Find the word "incident" in the material below and gather every line that contains it.

-------- Data excerpts

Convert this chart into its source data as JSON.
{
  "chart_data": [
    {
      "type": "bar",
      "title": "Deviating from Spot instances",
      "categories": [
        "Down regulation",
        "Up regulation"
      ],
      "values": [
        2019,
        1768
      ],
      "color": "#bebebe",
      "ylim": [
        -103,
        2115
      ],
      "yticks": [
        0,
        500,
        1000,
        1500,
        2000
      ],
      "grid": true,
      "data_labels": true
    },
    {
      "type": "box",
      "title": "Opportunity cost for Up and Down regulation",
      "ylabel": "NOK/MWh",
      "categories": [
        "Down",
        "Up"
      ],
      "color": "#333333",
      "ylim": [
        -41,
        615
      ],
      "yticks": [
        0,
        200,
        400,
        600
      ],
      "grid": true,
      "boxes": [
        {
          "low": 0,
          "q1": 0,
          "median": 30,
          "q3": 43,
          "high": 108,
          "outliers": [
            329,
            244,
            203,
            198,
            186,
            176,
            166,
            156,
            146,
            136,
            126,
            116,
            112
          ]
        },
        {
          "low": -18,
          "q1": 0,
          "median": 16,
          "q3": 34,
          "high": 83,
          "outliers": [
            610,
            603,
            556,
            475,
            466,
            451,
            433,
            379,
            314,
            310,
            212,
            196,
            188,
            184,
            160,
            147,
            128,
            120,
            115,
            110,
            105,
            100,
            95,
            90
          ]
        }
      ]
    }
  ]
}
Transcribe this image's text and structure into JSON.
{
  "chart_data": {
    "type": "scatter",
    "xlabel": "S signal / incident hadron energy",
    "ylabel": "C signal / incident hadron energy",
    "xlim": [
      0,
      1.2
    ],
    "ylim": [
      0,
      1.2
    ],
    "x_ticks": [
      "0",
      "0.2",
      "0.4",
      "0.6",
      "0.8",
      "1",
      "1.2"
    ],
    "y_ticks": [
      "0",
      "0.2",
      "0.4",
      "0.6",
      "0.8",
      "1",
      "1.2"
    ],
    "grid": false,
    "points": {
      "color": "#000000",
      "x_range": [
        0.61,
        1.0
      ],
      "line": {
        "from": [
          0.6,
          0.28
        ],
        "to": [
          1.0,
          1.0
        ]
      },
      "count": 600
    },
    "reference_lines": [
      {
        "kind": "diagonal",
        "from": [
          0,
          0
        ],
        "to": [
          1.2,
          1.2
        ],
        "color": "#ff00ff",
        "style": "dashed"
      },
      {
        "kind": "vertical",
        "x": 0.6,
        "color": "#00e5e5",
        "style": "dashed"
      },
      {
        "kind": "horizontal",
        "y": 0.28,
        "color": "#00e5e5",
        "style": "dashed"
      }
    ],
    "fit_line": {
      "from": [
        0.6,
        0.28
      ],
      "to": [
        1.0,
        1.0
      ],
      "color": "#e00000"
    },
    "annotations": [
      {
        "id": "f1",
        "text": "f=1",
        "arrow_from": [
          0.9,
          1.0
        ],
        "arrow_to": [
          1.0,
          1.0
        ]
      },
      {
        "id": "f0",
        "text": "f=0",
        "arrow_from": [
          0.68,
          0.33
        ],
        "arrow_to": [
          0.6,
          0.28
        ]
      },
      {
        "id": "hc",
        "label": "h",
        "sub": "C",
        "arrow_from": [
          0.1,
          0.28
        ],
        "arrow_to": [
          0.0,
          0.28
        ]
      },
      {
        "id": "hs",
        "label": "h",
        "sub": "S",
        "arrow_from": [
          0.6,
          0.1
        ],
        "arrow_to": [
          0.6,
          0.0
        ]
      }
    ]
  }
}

----------------

Task solution »
    "xlabel": "S signal / incident hadron energy",
    "ylabel": "C signal / incident hadron energy",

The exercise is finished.